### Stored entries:

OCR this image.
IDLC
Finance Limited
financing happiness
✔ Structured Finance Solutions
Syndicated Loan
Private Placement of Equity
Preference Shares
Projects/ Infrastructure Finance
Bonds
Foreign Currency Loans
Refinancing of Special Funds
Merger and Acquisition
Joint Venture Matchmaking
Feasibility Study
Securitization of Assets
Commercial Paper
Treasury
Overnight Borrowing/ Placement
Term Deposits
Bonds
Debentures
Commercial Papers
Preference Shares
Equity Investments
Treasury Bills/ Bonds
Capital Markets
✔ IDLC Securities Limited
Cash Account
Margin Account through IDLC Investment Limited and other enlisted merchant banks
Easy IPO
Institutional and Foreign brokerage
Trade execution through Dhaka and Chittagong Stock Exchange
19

...

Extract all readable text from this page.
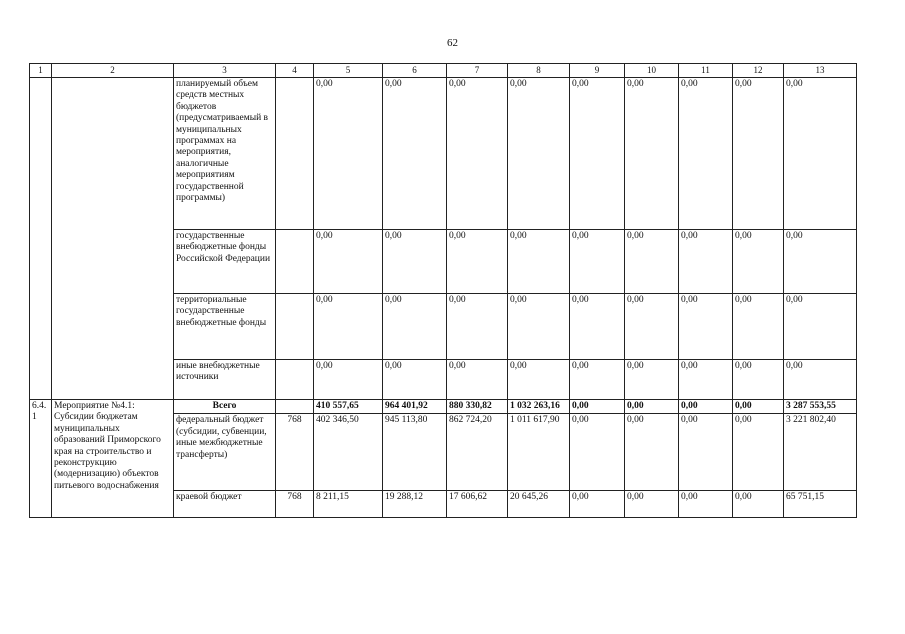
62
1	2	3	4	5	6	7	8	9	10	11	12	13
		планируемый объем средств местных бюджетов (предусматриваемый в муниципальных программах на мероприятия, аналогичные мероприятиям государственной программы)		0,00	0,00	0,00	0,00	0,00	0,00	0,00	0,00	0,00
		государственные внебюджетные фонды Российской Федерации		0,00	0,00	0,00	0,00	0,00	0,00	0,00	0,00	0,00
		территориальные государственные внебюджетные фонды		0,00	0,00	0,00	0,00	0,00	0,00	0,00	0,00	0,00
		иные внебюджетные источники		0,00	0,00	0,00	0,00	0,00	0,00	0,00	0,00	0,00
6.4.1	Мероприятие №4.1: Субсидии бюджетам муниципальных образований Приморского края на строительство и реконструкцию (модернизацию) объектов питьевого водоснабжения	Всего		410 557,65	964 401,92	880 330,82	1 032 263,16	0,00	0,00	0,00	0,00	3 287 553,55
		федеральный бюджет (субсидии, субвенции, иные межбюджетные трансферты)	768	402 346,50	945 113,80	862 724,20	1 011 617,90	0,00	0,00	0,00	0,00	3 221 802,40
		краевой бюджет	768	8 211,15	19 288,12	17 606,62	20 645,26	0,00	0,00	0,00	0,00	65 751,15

...

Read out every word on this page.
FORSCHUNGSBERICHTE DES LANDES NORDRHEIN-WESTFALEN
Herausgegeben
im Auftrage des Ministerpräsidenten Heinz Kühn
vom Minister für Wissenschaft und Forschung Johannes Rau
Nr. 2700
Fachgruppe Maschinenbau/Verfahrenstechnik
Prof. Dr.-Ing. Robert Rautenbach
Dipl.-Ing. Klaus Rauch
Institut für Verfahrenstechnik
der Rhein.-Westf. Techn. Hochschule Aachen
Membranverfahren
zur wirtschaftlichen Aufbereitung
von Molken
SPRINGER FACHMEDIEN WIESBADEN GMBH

### OBJECTIVE:
From the listing above, pick out every line containing "Limited".

### PROBLEM SOLUTION:
Finance Limited
✔ IDLC Securities Limited
Margin Account through IDLC Investment Limited and other enlisted merchant banks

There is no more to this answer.